## start PROVIDED MATERIAL

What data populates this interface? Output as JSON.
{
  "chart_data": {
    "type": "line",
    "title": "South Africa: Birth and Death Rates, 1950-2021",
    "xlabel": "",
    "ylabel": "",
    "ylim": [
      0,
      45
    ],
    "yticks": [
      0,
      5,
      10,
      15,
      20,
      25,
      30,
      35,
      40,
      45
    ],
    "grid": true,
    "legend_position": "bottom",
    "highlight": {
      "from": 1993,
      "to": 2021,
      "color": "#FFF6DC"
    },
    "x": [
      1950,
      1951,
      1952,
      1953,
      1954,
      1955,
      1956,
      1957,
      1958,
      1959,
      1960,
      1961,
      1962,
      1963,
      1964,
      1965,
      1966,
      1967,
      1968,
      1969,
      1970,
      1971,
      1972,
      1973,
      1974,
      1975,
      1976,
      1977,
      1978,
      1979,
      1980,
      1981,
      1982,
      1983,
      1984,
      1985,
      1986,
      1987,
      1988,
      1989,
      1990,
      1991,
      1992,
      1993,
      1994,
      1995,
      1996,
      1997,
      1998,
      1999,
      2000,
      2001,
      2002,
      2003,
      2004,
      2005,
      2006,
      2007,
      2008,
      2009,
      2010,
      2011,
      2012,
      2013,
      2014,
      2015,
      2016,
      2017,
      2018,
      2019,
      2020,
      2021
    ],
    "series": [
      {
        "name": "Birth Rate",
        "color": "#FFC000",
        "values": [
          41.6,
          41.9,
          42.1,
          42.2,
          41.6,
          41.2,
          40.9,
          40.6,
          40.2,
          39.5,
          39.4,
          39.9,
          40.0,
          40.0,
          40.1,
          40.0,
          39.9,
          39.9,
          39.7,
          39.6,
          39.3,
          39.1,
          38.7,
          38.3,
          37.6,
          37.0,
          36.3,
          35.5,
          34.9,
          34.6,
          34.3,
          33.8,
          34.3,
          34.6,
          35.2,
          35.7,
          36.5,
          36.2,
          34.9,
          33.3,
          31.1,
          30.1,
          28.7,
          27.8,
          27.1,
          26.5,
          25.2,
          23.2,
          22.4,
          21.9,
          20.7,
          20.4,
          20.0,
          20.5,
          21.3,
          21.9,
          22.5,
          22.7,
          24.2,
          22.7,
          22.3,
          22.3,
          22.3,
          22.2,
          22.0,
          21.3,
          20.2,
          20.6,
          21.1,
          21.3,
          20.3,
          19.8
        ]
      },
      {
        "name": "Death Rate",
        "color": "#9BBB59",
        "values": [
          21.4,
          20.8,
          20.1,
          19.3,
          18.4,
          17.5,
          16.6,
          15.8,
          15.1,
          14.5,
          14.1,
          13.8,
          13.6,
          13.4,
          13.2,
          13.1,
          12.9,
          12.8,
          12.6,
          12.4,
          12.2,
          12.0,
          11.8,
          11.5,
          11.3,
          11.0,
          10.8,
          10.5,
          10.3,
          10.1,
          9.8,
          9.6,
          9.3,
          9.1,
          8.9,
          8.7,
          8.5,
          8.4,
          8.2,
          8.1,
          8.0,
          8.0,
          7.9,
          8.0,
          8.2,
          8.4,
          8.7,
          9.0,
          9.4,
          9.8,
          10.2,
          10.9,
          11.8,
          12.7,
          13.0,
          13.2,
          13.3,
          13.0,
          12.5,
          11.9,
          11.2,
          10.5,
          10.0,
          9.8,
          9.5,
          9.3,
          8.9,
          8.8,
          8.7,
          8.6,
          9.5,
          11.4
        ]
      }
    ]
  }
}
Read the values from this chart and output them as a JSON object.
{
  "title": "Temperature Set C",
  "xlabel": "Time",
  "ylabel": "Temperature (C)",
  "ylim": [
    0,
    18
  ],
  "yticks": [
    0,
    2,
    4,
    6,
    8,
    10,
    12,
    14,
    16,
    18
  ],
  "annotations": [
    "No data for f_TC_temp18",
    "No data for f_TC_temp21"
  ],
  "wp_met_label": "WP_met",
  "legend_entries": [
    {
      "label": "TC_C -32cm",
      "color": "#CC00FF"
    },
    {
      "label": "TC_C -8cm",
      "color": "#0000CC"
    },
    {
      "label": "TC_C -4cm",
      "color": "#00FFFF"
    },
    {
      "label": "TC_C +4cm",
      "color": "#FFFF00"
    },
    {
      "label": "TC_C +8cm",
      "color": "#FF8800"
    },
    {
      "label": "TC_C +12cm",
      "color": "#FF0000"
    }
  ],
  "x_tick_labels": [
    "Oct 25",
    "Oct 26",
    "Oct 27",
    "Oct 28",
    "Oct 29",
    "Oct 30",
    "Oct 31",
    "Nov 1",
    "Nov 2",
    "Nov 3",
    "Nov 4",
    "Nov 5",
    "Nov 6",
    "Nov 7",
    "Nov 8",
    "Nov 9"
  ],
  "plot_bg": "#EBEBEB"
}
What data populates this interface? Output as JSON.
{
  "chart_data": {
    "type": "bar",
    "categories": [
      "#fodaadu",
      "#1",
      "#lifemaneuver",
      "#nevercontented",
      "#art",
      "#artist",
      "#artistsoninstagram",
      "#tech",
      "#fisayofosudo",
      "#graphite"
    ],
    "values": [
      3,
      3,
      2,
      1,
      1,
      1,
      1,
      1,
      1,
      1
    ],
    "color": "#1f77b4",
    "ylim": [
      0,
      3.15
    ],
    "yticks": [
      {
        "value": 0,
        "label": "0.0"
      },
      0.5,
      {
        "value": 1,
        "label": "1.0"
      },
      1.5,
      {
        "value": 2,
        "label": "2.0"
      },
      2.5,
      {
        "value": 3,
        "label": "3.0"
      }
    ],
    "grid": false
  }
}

## end PROVIDED MATERIAL

Exactly as they are written, print the entries again.

● EXERCISE ANSWER
What data populates this interface? Output as JSON.
{
  "chart_data": {
    "type": "line",
    "title": "South Africa: Birth and Death Rates, 1950-2021",
    "xlabel": "",
    "ylabel": "",
    "ylim": [
      0,
      45
    ],
    "yticks": [
      0,
      5,
      10,
      15,
      20,
      25,
      30,
      35,
      40,
      45
    ],
    "grid": true,
    "legend_position": "bottom",
    "highlight": {
      "from": 1993,
      "to": 2021,
      "color": "#FFF6DC"
    },
    "x": [
      1950,
      1951,
      1952,
      1953,
      1954,
      1955,
      1956,
      1957,
      1958,
      1959,
      1960,
      1961,
      1962,
      1963,
      1964,
      1965,
      1966,
      1967,
      1968,
      1969,
      1970,
      1971,
      1972,
      1973,
      1974,
      1975,
      1976,
      1977,
      1978,
      1979,
      1980,
      1981,
      1982,
      1983,
      1984,
      1985,
      1986,
      1987,
      1988,
      1989,
      1990,
      1991,
      1992,
      1993,
      1994,
      1995,
      1996,
      1997,
      1998,
      1999,
      2000,
      2001,
      2002,
      2003,
      2004,
      2005,
      2006,
      2007,
      2008,
      2009,
      2010,
      2011,
      2012,
      2013,
      2014,
      2015,
      2016,
      2017,
      2018,
      2019,
      2020,
      2021
    ],
    "series": [
      {
        "name": "Birth Rate",
        "color": "#FFC000",
        "values": [
          41.6,
          41.9,
          42.1,
          42.2,
          41.6,
          41.2,
          40.9,
          40.6,
          40.2,
          39.5,
          39.4,
          39.9,
          40.0,
          40.0,
          40.1,
          40.0,
          39.9,
          39.9,
          39.7,
          39.6,
          39.3,
          39.1,
          38.7,
          38.3,
          37.6,
          37.0,
          36.3,
          35.5,
          34.9,
          34.6,
          34.3,
          33.8,
          34.3,
          34.6,
          35.2,
          35.7,
          36.5,
          36.2,
          34.9,
          33.3,
          31.1,
          30.1,
          28.7,
          27.8,
          27.1,
          26.5,
          25.2,
          23.2,
          22.4,
          21.9,
          20.7,
          20.4,
          20.0,
          20.5,
          21.3,
          21.9,
          22.5,
          22.7,
          24.2,
          22.7,
          22.3,
          22.3,
          22.3,
          22.2,
          22.0,
          21.3,
          20.2,
          20.6,
          21.1,
          21.3,
          20.3,
          19.8
        ]
      },
      {
        "name": "Death Rate",
        "color": "#9BBB59",
        "values": [
          21.4,
          20.8,
          20.1,
          19.3,
          18.4,
          17.5,
          16.6,
          15.8,
          15.1,
          14.5,
          14.1,
          13.8,
          13.6,
          13.4,
          13.2,
          13.1,
          12.9,
          12.8,
          12.6,
          12.4,
          12.2,
          12.0,
          11.8,
          11.5,
          11.3,
          11.0,
          10.8,
          10.5,
          10.3,
          10.1,
          9.8,
          9.6,
          9.3,
          9.1,
          8.9,
          8.7,
          8.5,
          8.4,
          8.2,
          8.1,
          8.0,
          8.0,
          7.9,
          8.0,
          8.2,
          8.4,
          8.7,
          9.0,
          9.4,
          9.8,
          10.2,
          10.9,
          11.8,
          12.7,
          13.0,
          13.2,
          13.3,
          13.0,
          12.5,
          11.9,
          11.2,
          10.5,
          10.0,
          9.8,
          9.5,
          9.3,
          8.9,
          8.8,
          8.7,
          8.6,
          9.5,
          11.4
        ]
      }
    ]
  }
}
Read the values from this chart and output them as a JSON object.
{
  "title": "Temperature Set C",
  "xlabel": "Time",
  "ylabel": "Temperature (C)",
  "ylim": [
    0,
    18
  ],
  "yticks": [
    0,
    2,
    4,
    6,
    8,
    10,
    12,
    14,
    16,
    18
  ],
  "annotations": [
    "No data for f_TC_temp18",
    "No data for f_TC_temp21"
  ],
  "wp_met_label": "WP_met",
  "legend_entries": [
    {
      "label": "TC_C -32cm",
      "color": "#CC00FF"
    },
    {
      "label": "TC_C -8cm",
      "color": "#0000CC"
    },
    {
      "label": "TC_C -4cm",
      "color": "#00FFFF"
    },
    {
      "label": "TC_C +4cm",
      "color": "#FFFF00"
    },
    {
      "label": "TC_C +8cm",
      "color": "#FF8800"
    },
    {
      "label": "TC_C +12cm",
      "color": "#FF0000"
    }
  ],
  "x_tick_labels": [
    "Oct 25",
    "Oct 26",
    "Oct 27",
    "Oct 28",
    "Oct 29",
    "Oct 30",
    "Oct 31",
    "Nov 1",
    "Nov 2",
    "Nov 3",
    "Nov 4",
    "Nov 5",
    "Nov 6",
    "Nov 7",
    "Nov 8",
    "Nov 9"
  ],
  "plot_bg": "#EBEBEB"
}
What data populates this interface? Output as JSON.
{
  "chart_data": {
    "type": "bar",
    "categories": [
      "#fodaadu",
      "#1",
      "#lifemaneuver",
      "#nevercontented",
      "#art",
      "#artist",
      "#artistsoninstagram",
      "#tech",
      "#fisayofosudo",
      "#graphite"
    ],
    "values": [
      3,
      3,
      2,
      1,
      1,
      1,
      1,
      1,
      1,
      1
    ],
    "color": "#1f77b4",
    "ylim": [
      0,
      3.15
    ],
    "yticks": [
      {
        "value": 0,
        "label": "0.0"
      },
      0.5,
      {
        "value": 1,
        "label": "1.0"
      },
      1.5,
      {
        "value": 2,
        "label": "2.0"
      },
      2.5,
      {
        "value": 3,
        "label": "3.0"
      }
    ],
    "grid": false
  }
}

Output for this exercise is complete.